● **Directions**: Copy each of these rows word for word, leaving out the pictures.

Bounding box annotations:
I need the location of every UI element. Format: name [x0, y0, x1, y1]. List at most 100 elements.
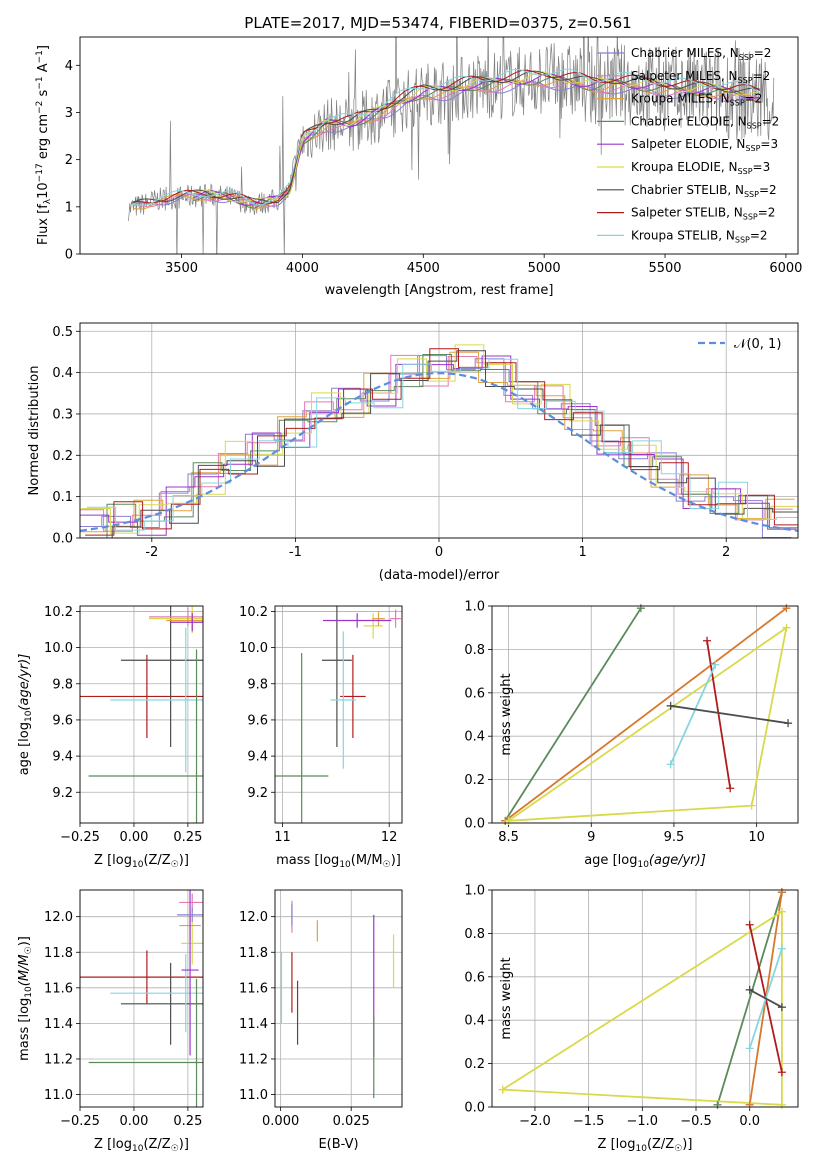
- weight-marker: [504, 816, 513, 825]
- y-axis-label: Normed distribution: [27, 366, 42, 496]
- axes-frame: [79, 605, 204, 824]
- weight-marker: [745, 1100, 754, 1109]
- weight-line: [504, 607, 787, 822]
- x-tick-label: 1: [578, 545, 586, 560]
- x-axis-label: Z [log10(Z/Z☉)]: [598, 1137, 693, 1154]
- y-tick-label: 0.6: [464, 686, 485, 701]
- weight-marker: [666, 701, 675, 710]
- legend-normal-label: 𝒩(0, 1): [734, 337, 781, 352]
- weight-marker: [713, 1100, 722, 1109]
- weight-marker: [711, 660, 720, 669]
- legend-entry: Kroupa MILES, NSSP=2: [631, 92, 762, 108]
- x-tick-label: -1: [289, 545, 302, 560]
- weight-marker: [777, 888, 786, 897]
- x-axis-label: E(B-V): [318, 1137, 358, 1152]
- weight-marker: [784, 719, 793, 728]
- hist-salpeter-stelib: [85, 348, 798, 536]
- weight-marker: [745, 985, 754, 994]
- weight-marker: [636, 604, 645, 613]
- y-tick-label: 11.0: [239, 1088, 268, 1103]
- y-axis-label: mass [log10(M/M☉)]: [17, 936, 34, 1061]
- chart-weight_vs_Z: −2.0 −1.5 −1.0 −0.5 0.0 0.0 0.2 0.4 0.6 0.8 1.0 mas…: [464, 884, 799, 1154]
- x-tick-label: 0.25: [173, 1114, 202, 1129]
- y-tick-label: 9.2: [247, 786, 268, 801]
- y-tick-label: 9.2: [52, 786, 73, 801]
- x-tick-label: -2: [145, 545, 158, 560]
- y-tick-label: 10.2: [44, 605, 73, 620]
- y-tick-label: 1.0: [464, 884, 485, 899]
- weight-line: [749, 989, 783, 1008]
- x-tick-label: −0.5: [680, 1114, 712, 1129]
- mass_vs_Z-plot-area: [80, 890, 203, 1107]
- y-axis-label: age [log10(age/yr)]: [17, 654, 34, 776]
- x-tick-label: 4000: [286, 261, 319, 276]
- legend-entry: Chabrier STELIB, NSSP=2: [631, 183, 777, 199]
- legend-entry: Chabrier ELODIE, NSSP=2: [631, 114, 779, 130]
- x-tick-label: 3500: [165, 261, 198, 276]
- x-tick-label: −2.0: [519, 1114, 551, 1129]
- y-tick-label: 0.1: [52, 490, 73, 505]
- legend-entry: Chabrier MILES, NSSP=2: [631, 46, 771, 62]
- x-tick-label: −0.25: [60, 830, 100, 845]
- x-tick-label: 9: [587, 830, 595, 845]
- x-tick-label: 0.00: [119, 1114, 148, 1129]
- y-tick-label: 10.0: [44, 641, 73, 656]
- figure-title: PLATE=2017, MJD=53474, FIBERID=0375, z=0…: [244, 14, 631, 32]
- model-line-chabrier-elodie: [193, 76, 760, 209]
- y-tick-label: 9.4: [247, 750, 268, 765]
- axes-frame: [79, 889, 204, 1108]
- y-tick-label: 11.6: [239, 981, 268, 996]
- legend-entry: Salpeter MILES, NSSP=2: [631, 69, 770, 85]
- legend-entry: Salpeter STELIB, NSSP=2: [631, 206, 775, 222]
- age_vs_Z-plot-area: [80, 606, 203, 823]
- axes-frame: [79, 36, 799, 255]
- weight-marker: [777, 944, 786, 953]
- weight_vs_age-plot-area: [492, 606, 798, 823]
- weight-line: [669, 664, 717, 765]
- y-tick-label: 1.0: [464, 600, 485, 615]
- weight-marker: [777, 1100, 786, 1109]
- normal-curve: [80, 371, 798, 532]
- x-tick-label: 10: [748, 830, 765, 845]
- y-axis-label: mass weight: [499, 957, 514, 1039]
- weight-marker: [498, 1085, 507, 1094]
- legend-entry: Salpeter ELODIE, NSSP=3: [631, 137, 778, 153]
- weight-marker: [777, 907, 786, 916]
- hist-kroupa-miles: [80, 351, 795, 533]
- age_vs_mass-plot-area: [275, 606, 402, 823]
- y-tick-label: 0.5: [52, 325, 73, 340]
- y-tick-label: 11.8: [44, 946, 73, 961]
- chart-mass_vs_Z: −0.25 0.00 0.25 11.0 11.2 11.4 11.6 11.8 12.0 Z […: [17, 889, 204, 1154]
- model-line-kroupa-elodie: [193, 71, 760, 203]
- x-tick-label: 12: [381, 830, 398, 845]
- weight-marker: [703, 636, 712, 645]
- weight-marker: [666, 760, 675, 769]
- y-tick-label: 0.4: [464, 730, 485, 745]
- y-tick-label: 11.2: [44, 1052, 73, 1067]
- axes-frame: [491, 889, 799, 1108]
- chart-spectrum: 3500 4000 4500 5000 5500 6000 0 1 2 3 4 wavelength …: [35, 36, 802, 298]
- x-tick-label: −0.25: [60, 1114, 100, 1129]
- y-tick-label: 0.0: [464, 817, 485, 832]
- weight-marker: [726, 784, 735, 793]
- y-tick-label: 0.2: [52, 449, 73, 464]
- y-tick-label: 11.0: [44, 1088, 73, 1103]
- x-tick-label: 4500: [407, 261, 440, 276]
- y-axis-label: mass weight: [499, 673, 514, 755]
- y-tick-label: 11.4: [44, 1017, 73, 1032]
- weight-marker: [745, 920, 754, 929]
- y-tick-label: 9.4: [52, 750, 73, 765]
- x-tick-label: 0.000: [262, 1114, 299, 1129]
- weight-marker: [777, 1068, 786, 1077]
- y-tick-label: 10.0: [239, 641, 268, 656]
- weight-marker: [747, 801, 756, 810]
- axes-frame: [491, 605, 799, 824]
- y-tick-label: 9.8: [247, 677, 268, 692]
- x-tick-label: −1.0: [627, 1114, 659, 1129]
- x-tick-label: 0.0: [739, 1114, 760, 1129]
- weight-line: [706, 640, 732, 789]
- x-tick-label: 8.5: [498, 830, 519, 845]
- weight-line: [716, 891, 783, 1106]
- chart-weight_vs_age: 8.5 9 9.5 10 0.0 0.2 0.4 0.6 0.8 1.0 mass weight ag…: [464, 600, 799, 870]
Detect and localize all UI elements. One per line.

● **Full output**:
I need the location of every UI element. Format: name [x0, y0, x1, y1]. List at most 100 elements.
- weight-marker: [504, 816, 513, 825]
- y-axis-label: Normed distribution: [27, 366, 42, 496]
- axes-frame: [79, 605, 204, 824]
- weight-marker: [745, 1100, 754, 1109]
- weight-line: [504, 607, 787, 822]
- x-tick-label: 1: [578, 545, 586, 560]
- x-axis-label: Z [log10(Z/Z☉)]: [598, 1137, 693, 1154]
- y-tick-label: 0.6: [464, 686, 485, 701]
- weight-marker: [666, 701, 675, 710]
- legend-normal-label: 𝒩(0, 1): [734, 337, 781, 352]
- weight-marker: [713, 1100, 722, 1109]
- weight-marker: [711, 660, 720, 669]
- legend-entry: Kroupa MILES, NSSP=2: [631, 92, 762, 108]
- x-tick-label: -1: [289, 545, 302, 560]
- weight-marker: [777, 888, 786, 897]
- x-axis-label: E(B-V): [318, 1137, 358, 1152]
- weight-marker: [784, 719, 793, 728]
- hist-salpeter-stelib: [85, 348, 798, 536]
- weight-marker: [745, 985, 754, 994]
- weight-marker: [636, 604, 645, 613]
- y-tick-label: 11.0: [239, 1088, 268, 1103]
- y-axis-label: mass [log10(M/M☉)]: [17, 936, 34, 1061]
- chart-weight_vs_Z: −2.0 −1.5 −1.0 −0.5 0.0 0.0 0.2 0.4 0.6 0.8 1.0 mas…: [464, 884, 799, 1154]
- x-tick-label: 0.25: [173, 1114, 202, 1129]
- y-tick-label: 9.2: [247, 786, 268, 801]
- y-tick-label: 9.2: [52, 786, 73, 801]
- x-tick-label: -2: [145, 545, 158, 560]
- y-tick-label: 10.2: [44, 605, 73, 620]
- y-tick-label: 1.0: [464, 884, 485, 899]
- weight-line: [749, 989, 783, 1008]
- x-tick-label: −0.5: [680, 1114, 712, 1129]
- mass_vs_Z-plot-area: [80, 890, 203, 1107]
- y-axis-label: age [log10(age/yr)]: [17, 654, 34, 776]
- x-tick-label: 4000: [286, 261, 319, 276]
- legend-entry: Chabrier STELIB, NSSP=2: [631, 183, 777, 199]
- legend-entry: Chabrier ELODIE, NSSP=2: [631, 114, 779, 130]
- x-tick-label: 3500: [165, 261, 198, 276]
- x-tick-label: −2.0: [519, 1114, 551, 1129]
- y-tick-label: 0.1: [52, 490, 73, 505]
- legend-entry: Chabrier MILES, NSSP=2: [631, 46, 771, 62]
- x-tick-label: −0.25: [60, 830, 100, 845]
- x-tick-label: 9: [587, 830, 595, 845]
- x-tick-label: 0.00: [119, 1114, 148, 1129]
- y-tick-label: 10.0: [44, 641, 73, 656]
- figure-title: PLATE=2017, MJD=53474, FIBERID=0375, z=0…: [244, 14, 631, 32]
- model-line-chabrier-elodie: [193, 76, 760, 209]
- y-tick-label: 9.4: [247, 750, 268, 765]
- axes-frame: [79, 889, 204, 1108]
- y-tick-label: 11.6: [239, 981, 268, 996]
- legend-entry: Salpeter MILES, NSSP=2: [631, 69, 770, 85]
- legend-entry: Salpeter STELIB, NSSP=2: [631, 206, 775, 222]
- age_vs_Z-plot-area: [80, 606, 203, 823]
- axes-frame: [79, 36, 799, 255]
- weight-marker: [777, 944, 786, 953]
- weight_vs_age-plot-area: [492, 606, 798, 823]
- weight-line: [669, 664, 717, 765]
- y-tick-label: 1.0: [464, 600, 485, 615]
- weight-marker: [777, 1100, 786, 1109]
- normal-curve: [80, 371, 798, 532]
- x-tick-label: 10: [748, 830, 765, 845]
- y-axis-label: mass weight: [499, 957, 514, 1039]
- weight-marker: [498, 1085, 507, 1094]
- legend-entry: Salpeter ELODIE, NSSP=3: [631, 137, 778, 153]
- weight-marker: [777, 907, 786, 916]
- hist-kroupa-miles: [80, 351, 795, 533]
- age_vs_mass-plot-area: [275, 606, 402, 823]
- y-tick-label: 0.5: [52, 325, 73, 340]
- y-tick-label: 11.8: [44, 946, 73, 961]
- chart-mass_vs_Z: −0.25 0.00 0.25 11.0 11.2 11.4 11.6 11.8 12.0 Z […: [17, 889, 204, 1154]
- model-line-kroupa-elodie: [193, 71, 760, 203]
- x-tick-label: 12: [381, 830, 398, 845]
- weight-marker: [703, 636, 712, 645]
- weight-marker: [666, 760, 675, 769]
- y-tick-label: 0.4: [464, 730, 485, 745]
- y-tick-label: 11.2: [44, 1052, 73, 1067]
- axes-frame: [491, 889, 799, 1108]
- chart-spectrum: 3500 4000 4500 5000 5500 6000 0 1 2 3 4 wavelength …: [35, 36, 802, 298]
- x-tick-label: −0.25: [60, 1114, 100, 1129]
- y-tick-label: 0.0: [464, 817, 485, 832]
- weight-marker: [726, 784, 735, 793]
- y-tick-label: 0.2: [52, 449, 73, 464]
- y-tick-label: 11.0: [44, 1088, 73, 1103]
- x-tick-label: 4500: [407, 261, 440, 276]
- y-axis-label: mass weight: [499, 673, 514, 755]
- y-tick-label: 11.4: [44, 1017, 73, 1032]
- weight-marker: [745, 920, 754, 929]
- y-tick-label: 9.4: [52, 750, 73, 765]
- x-tick-label: 0.000: [262, 1114, 299, 1129]
- weight-marker: [777, 1068, 786, 1077]
- y-tick-label: 10.0: [239, 641, 268, 656]
- weight-marker: [747, 801, 756, 810]
- axes-frame: [491, 605, 799, 824]
- y-tick-label: 9.8: [247, 677, 268, 692]
- x-tick-label: −1.0: [627, 1114, 659, 1129]
- x-tick-label: 0.0: [739, 1114, 760, 1129]
- weight-line: [706, 640, 732, 789]
- x-tick-label: 8.5: [498, 830, 519, 845]
- weight-line: [716, 891, 783, 1106]
- chart-weight_vs_age: 8.5 9 9.5 10 0.0 0.2 0.4 0.6 0.8 1.0 mass weight ag…: [464, 600, 799, 870]
Detect and localize all UI elements. One per line.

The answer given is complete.